TASK DETAILS: Scan the data beneath this task and copy each line that includes "style".

Rows from a figure dataset
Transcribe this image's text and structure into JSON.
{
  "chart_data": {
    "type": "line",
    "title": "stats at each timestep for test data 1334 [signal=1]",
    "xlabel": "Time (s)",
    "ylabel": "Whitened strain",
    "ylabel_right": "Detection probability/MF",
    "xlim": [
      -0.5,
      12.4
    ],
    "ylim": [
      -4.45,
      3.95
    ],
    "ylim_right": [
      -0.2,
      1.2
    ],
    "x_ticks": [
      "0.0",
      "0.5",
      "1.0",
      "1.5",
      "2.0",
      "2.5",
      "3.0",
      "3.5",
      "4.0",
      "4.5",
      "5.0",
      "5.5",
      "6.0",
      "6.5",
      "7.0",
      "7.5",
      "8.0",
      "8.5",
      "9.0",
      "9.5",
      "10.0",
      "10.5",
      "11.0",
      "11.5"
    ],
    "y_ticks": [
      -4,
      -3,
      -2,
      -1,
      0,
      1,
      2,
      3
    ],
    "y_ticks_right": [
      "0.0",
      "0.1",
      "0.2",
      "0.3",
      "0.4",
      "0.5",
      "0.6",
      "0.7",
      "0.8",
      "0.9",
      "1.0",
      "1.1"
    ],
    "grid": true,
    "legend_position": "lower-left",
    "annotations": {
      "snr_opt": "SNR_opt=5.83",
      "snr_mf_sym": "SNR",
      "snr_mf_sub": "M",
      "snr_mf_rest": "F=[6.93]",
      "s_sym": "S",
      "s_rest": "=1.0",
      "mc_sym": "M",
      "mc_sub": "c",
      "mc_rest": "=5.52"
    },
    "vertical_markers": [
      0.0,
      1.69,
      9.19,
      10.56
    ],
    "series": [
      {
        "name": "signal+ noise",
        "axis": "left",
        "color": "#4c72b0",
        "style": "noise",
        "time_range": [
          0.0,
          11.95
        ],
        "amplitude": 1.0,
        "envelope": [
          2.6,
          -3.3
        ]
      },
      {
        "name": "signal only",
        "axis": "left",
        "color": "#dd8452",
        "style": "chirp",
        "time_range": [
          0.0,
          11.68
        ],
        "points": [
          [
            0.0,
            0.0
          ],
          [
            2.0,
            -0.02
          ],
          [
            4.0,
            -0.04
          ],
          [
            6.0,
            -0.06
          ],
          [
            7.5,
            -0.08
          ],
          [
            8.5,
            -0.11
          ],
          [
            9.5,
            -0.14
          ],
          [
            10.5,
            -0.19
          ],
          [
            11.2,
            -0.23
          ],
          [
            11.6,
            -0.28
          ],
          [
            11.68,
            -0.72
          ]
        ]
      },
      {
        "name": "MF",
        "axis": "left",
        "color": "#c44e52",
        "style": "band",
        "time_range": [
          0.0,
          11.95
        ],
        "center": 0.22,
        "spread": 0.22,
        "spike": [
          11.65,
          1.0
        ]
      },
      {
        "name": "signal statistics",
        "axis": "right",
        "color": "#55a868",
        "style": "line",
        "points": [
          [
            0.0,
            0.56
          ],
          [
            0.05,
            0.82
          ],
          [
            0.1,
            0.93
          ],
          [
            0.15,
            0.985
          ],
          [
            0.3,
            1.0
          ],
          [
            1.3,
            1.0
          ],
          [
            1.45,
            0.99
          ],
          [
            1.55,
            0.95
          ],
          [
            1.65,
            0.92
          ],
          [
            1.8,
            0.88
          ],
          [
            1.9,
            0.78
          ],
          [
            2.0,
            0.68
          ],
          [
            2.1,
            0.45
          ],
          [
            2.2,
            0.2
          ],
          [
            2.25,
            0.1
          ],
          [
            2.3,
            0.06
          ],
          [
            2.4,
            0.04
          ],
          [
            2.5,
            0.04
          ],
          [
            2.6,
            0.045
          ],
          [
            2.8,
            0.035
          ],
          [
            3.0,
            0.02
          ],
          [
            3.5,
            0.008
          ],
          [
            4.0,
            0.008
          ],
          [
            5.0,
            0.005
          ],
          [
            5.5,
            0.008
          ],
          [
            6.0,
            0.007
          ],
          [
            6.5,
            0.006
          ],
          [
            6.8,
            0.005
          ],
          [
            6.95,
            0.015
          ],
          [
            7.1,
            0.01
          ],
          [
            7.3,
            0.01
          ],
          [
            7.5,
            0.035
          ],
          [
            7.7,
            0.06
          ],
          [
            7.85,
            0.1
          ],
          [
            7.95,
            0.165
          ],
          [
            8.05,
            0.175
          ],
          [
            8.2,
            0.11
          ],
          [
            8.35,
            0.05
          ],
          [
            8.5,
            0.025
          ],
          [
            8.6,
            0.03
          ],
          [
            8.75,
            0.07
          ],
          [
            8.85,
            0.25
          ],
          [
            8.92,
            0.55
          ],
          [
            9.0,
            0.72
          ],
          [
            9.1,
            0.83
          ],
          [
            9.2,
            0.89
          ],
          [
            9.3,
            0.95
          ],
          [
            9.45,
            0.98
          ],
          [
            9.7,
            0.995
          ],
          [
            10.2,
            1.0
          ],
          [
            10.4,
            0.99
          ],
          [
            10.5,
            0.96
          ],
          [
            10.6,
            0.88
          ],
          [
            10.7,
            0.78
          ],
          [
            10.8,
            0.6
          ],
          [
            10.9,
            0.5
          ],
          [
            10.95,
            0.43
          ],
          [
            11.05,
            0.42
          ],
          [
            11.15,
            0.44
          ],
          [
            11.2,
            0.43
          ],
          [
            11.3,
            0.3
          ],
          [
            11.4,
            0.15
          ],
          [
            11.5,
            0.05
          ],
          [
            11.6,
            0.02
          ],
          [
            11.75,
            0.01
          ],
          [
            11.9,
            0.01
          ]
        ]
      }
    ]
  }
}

FINAL RESULT:
        "style": "noise",
        "style": "chirp",
        "style": "band",
        "style": "line",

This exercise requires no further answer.